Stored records
▶
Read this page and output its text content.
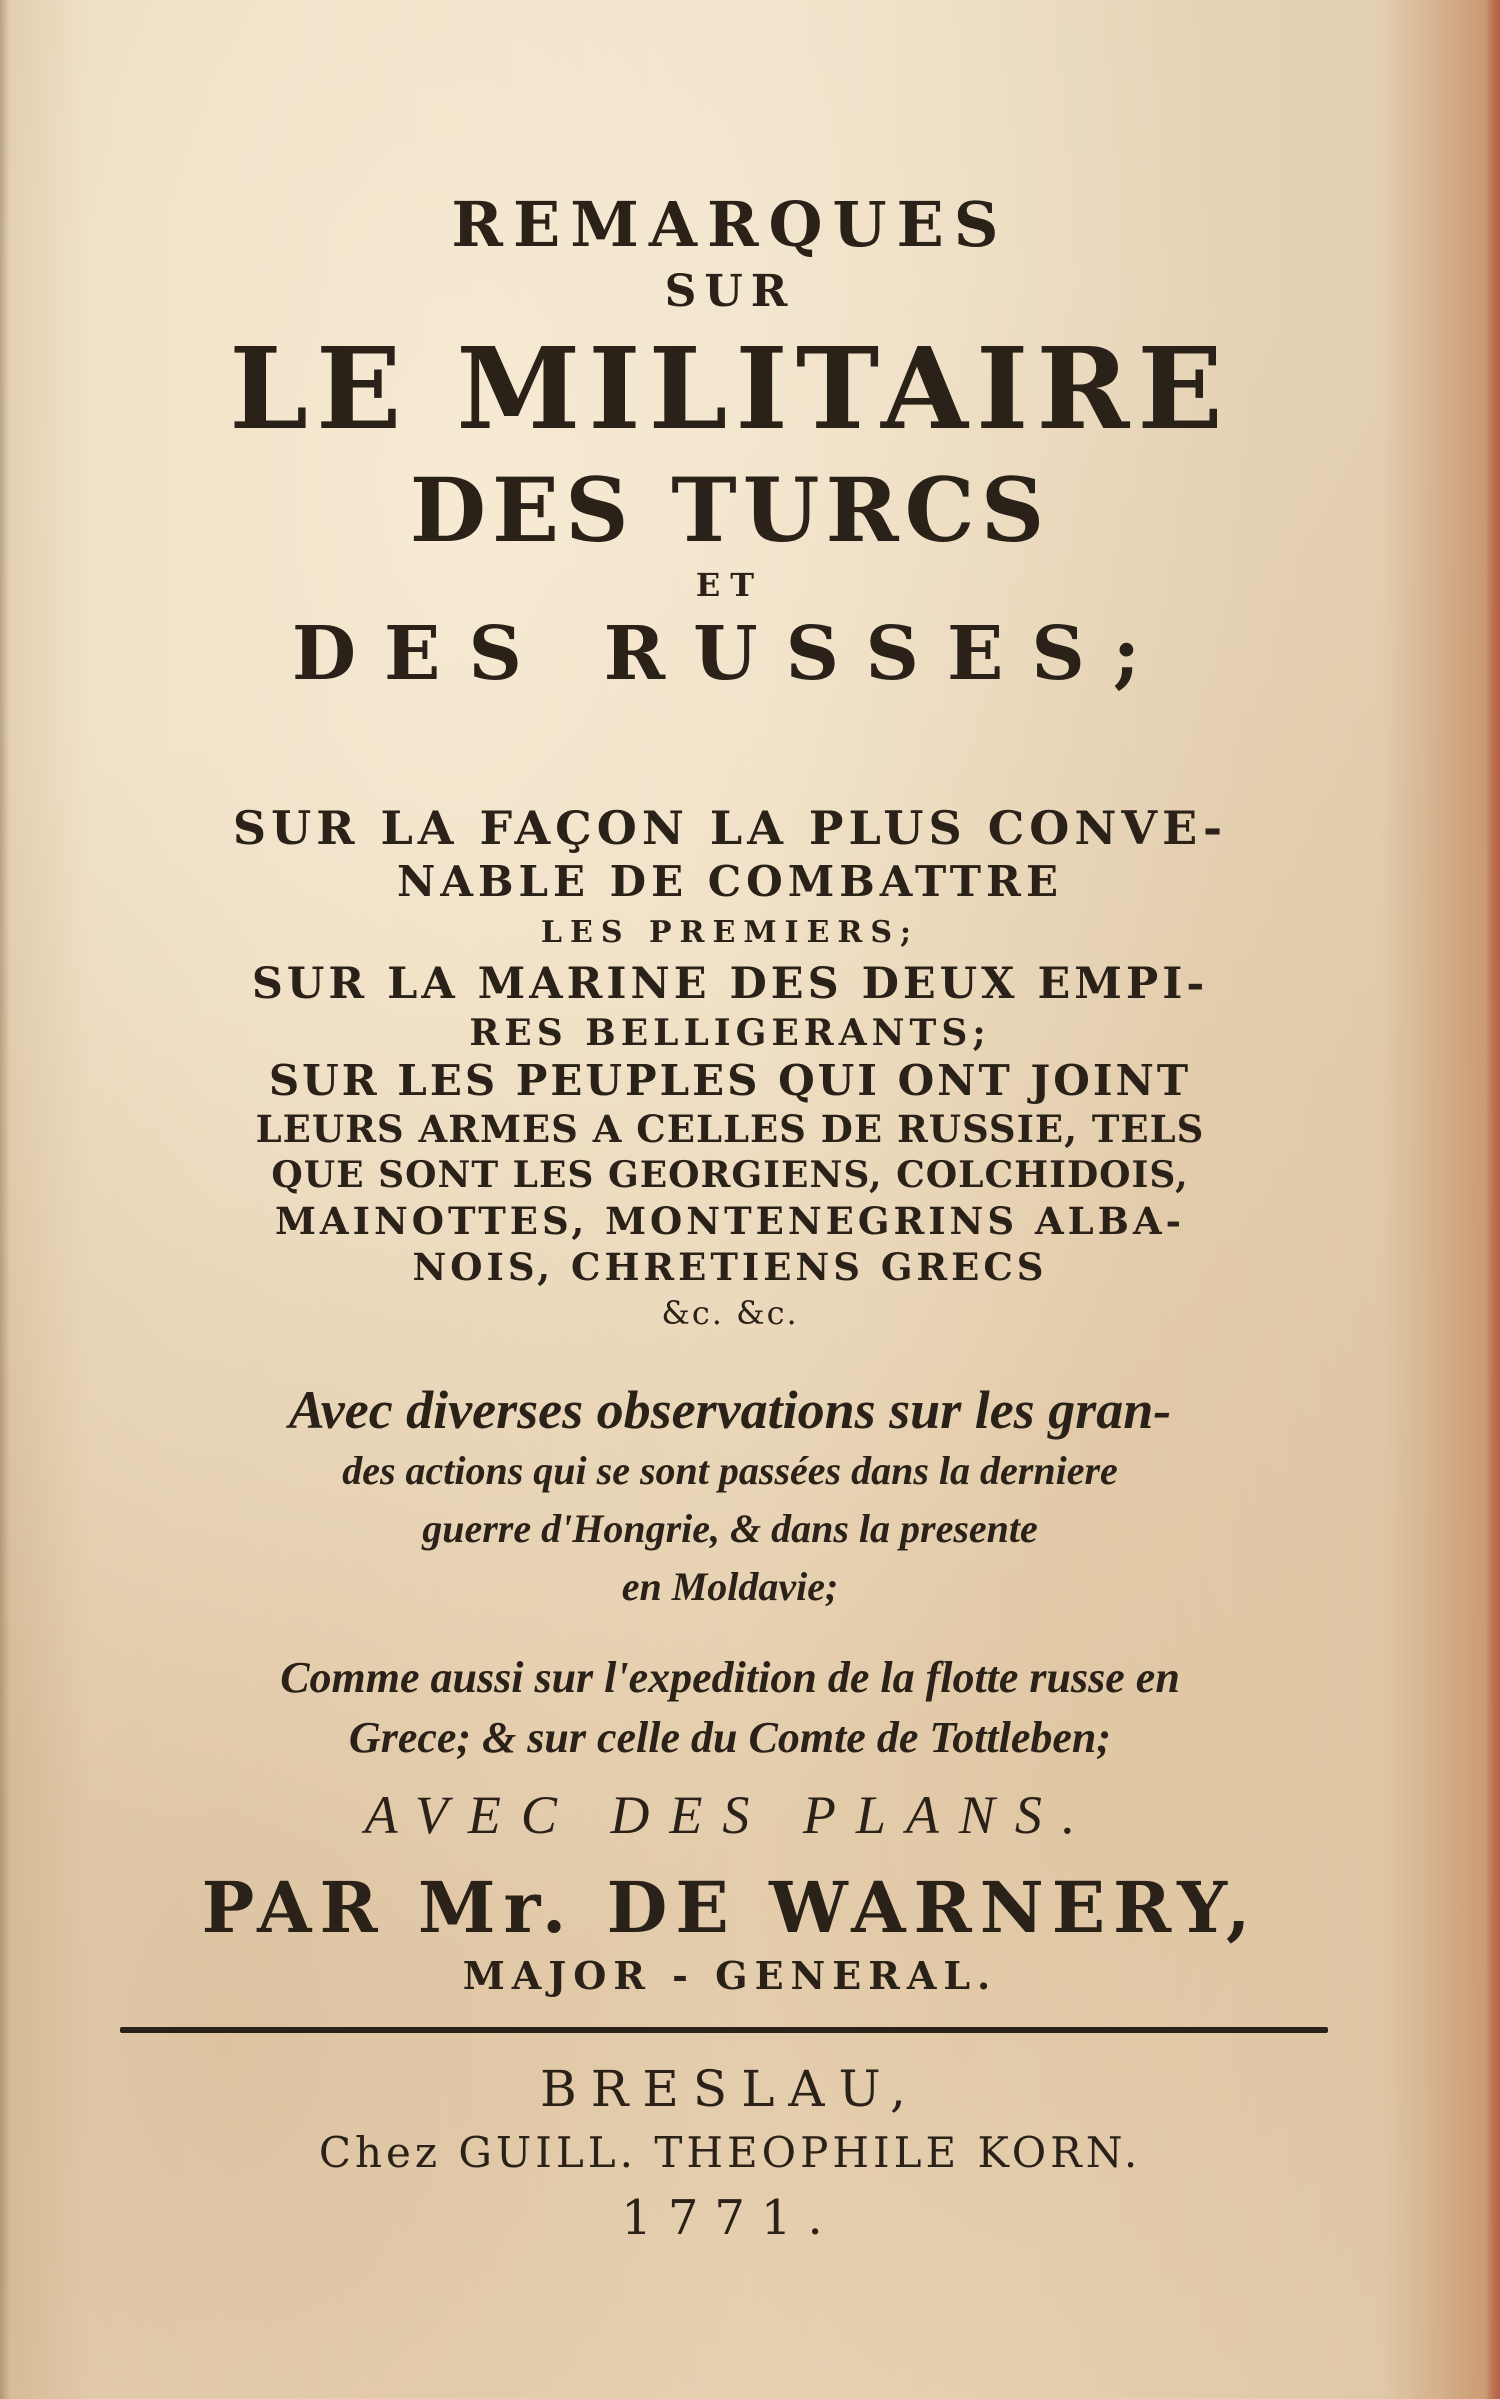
REMARQUES
SUR
LE MILITAIRE
DES TURCS
ET
DES RUSSES;
SUR LA FAÇON LA PLUS CONVE-
NABLE DE COMBATTRE
LES PREMIERS;
SUR LA MARINE DES DEUX EMPI-
RES BELLIGERANTS;
SUR LES PEUPLES QUI ONT JOINT
LEURS ARMES A CELLES DE RUSSIE, TELS
QUE SONT LES GEORGIENS, COLCHIDOIS,
MAINOTTES, MONTENEGRINS ALBA-
NOIS, CHRETIENS GRECS
&c. &c.
Avec diverses observations sur les gran-
des actions qui se sont passées dans la derniere
guerre d'Hongrie, & dans la presente
en Moldavie;
Comme aussi sur l'expedition de la flotte russe en
Grece; & sur celle du Comte de Tottleben;
AVEC DES PLANS.
PAR Mr. DE WARNERY,
MAJOR - GENERAL.
BRESLAU,
Chez GUILL. THEOPHILE KORN.
1771.
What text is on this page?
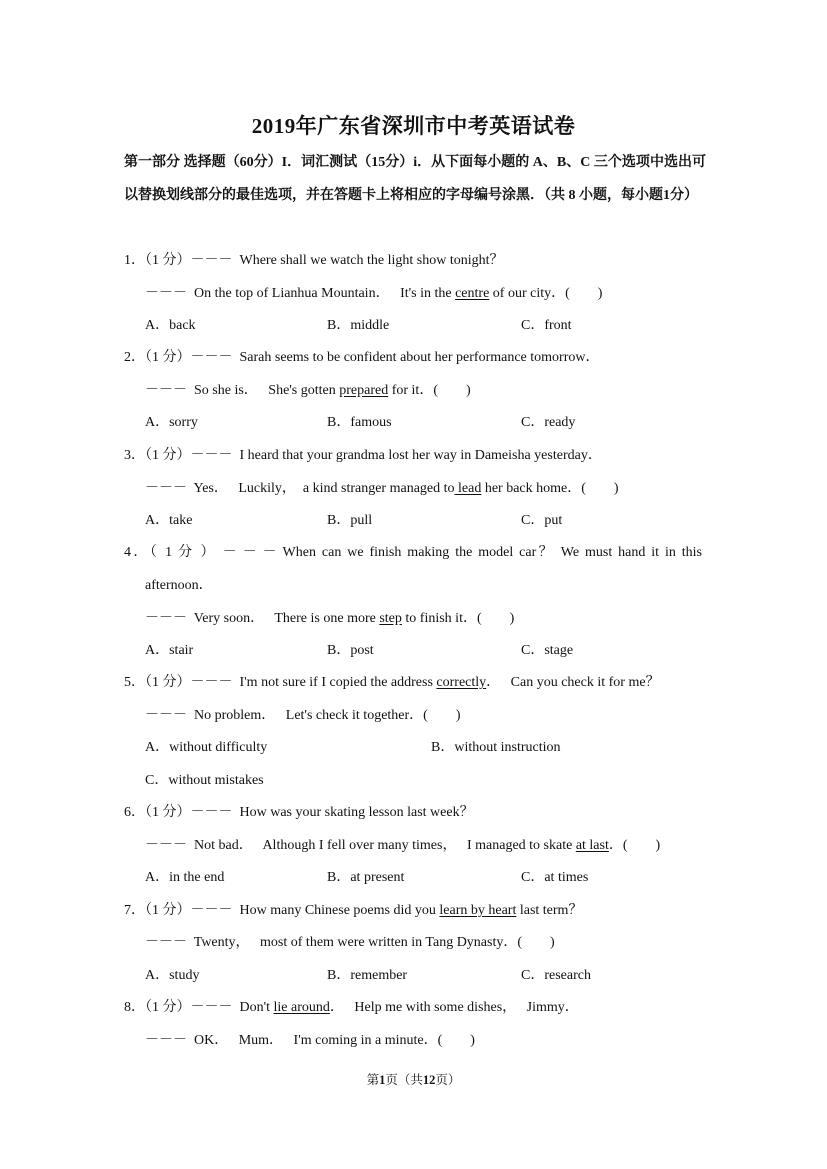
2019年广东省深圳市中考英语试卷
第一部分 选择题（60分）I．词汇测试（15分）i．从下面每小题的 A、B、C 三个选项中选出可以替换划线部分的最佳选项，并在答题卡上将相应的字母编号涂黑．（共 8 小题，每小题1分）
1．（1 分）－－－ Where shall we watch the light show tonight？
－－－  On the top of Lianhua Mountain．   It's in the centre of our city．(        )
A．back	B．middle	C．front
2．（1 分）－－－ Sarah seems to be confident about her performance tomorrow．
－－－  So she is．   She's gotten prepared for it．(        )
A．sorry	B．famous	C．ready
3．（1 分）－－－ I heard that your grandma lost her way in Dameisha yesterday．
－－－  Yes．   Luckily，  a kind stranger managed to lead her back home．(        )
A．take	B．pull	C．put
4．（ 1 分 ） － － － When can we finish making the model car？ We must hand it in this
afternoon．
－－－  Very soon．   There is one more step to finish it．(        )
A．stair	B．post	C．stage
5．（1 分）－－－  I'm not sure if I copied the address correctly．   Can you check it for me？
－－－  No problem．   Let's check it together．(        )
A．without difficulty	B．without instruction
C．without mistakes
6．（1 分）－－－  How was your skating lesson last week？
－－－  Not bad．   Although I fell over many times，   I managed to skate at last．(        )
A．in the end	B．at present	C．at times
7．（1 分）－－－  How many Chinese poems did you learn by heart last term？
－－－  Twenty，   most of them were written in Tang Dynasty．(        )
A．study	B．remember	C．research
8．（1 分）－－－  Don't lie around．   Help me with some dishes，   Jimmy．
－－－  OK．   Mum．   I'm coming in a minute．(        )
第1页（共12页）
◀
Leave out the pictures and copy everything else in the records word for word.

Read this page and output its text content.
REMARQUES
SUR
LE MILITAIRE
DES TURCS
ET
DES RUSSES;
SUR LA FAÇON LA PLUS CONVE-
NABLE DE COMBATTRE
LES PREMIERS;
SUR LA MARINE DES DEUX EMPI-
RES BELLIGERANTS;
SUR LES PEUPLES QUI ONT JOINT
LEURS ARMES A CELLES DE RUSSIE, TELS
QUE SONT LES GEORGIENS, COLCHIDOIS,
MAINOTTES, MONTENEGRINS ALBA-
NOIS, CHRETIENS GRECS
&c. &c.
Avec diverses observations sur les gran-
des actions qui se sont passées dans la derniere
guerre d'Hongrie, & dans la presente
en Moldavie;
Comme aussi sur l'expedition de la flotte russe en
Grece; & sur celle du Comte de Tottleben;
AVEC DES PLANS.
PAR Mr. DE WARNERY,
MAJOR - GENERAL.
BRESLAU,
Chez GUILL. THEOPHILE KORN.
1771.
What text is on this page?
2019年广东省深圳市中考英语试卷
第一部分 选择题（60分）I．词汇测试（15分）i．从下面每小题的 A、B、C 三个选项中选出可以替换划线部分的最佳选项，并在答题卡上将相应的字母编号涂黑．（共 8 小题，每小题1分）
1．（1 分）－－－ Where shall we watch the light show tonight？
－－－  On the top of Lianhua Mountain．   It's in the centre of our city．(        )
A．back	B．middle	C．front
2．（1 分）－－－ Sarah seems to be confident about her performance tomorrow．
－－－  So she is．   She's gotten prepared for it．(        )
A．sorry	B．famous	C．ready
3．（1 分）－－－ I heard that your grandma lost her way in Dameisha yesterday．
－－－  Yes．   Luckily，  a kind stranger managed to lead her back home．(        )
A．take	B．pull	C．put
4．（ 1 分 ） － － － When can we finish making the model car？ We must hand it in this
afternoon．
－－－  Very soon．   There is one more step to finish it．(        )
A．stair	B．post	C．stage
5．（1 分）－－－  I'm not sure if I copied the address correctly．   Can you check it for me？
－－－  No problem．   Let's check it together．(        )
A．without difficulty	B．without instruction
C．without mistakes
6．（1 分）－－－  How was your skating lesson last week？
－－－  Not bad．   Although I fell over many times，   I managed to skate at last．(        )
A．in the end	B．at present	C．at times
7．（1 分）－－－  How many Chinese poems did you learn by heart last term？
－－－  Twenty，   most of them were written in Tang Dynasty．(        )
A．study	B．remember	C．research
8．（1 分）－－－  Don't lie around．   Help me with some dishes，   Jimmy．
－－－  OK．   Mum．   I'm coming in a minute．(        )
第1页（共12页）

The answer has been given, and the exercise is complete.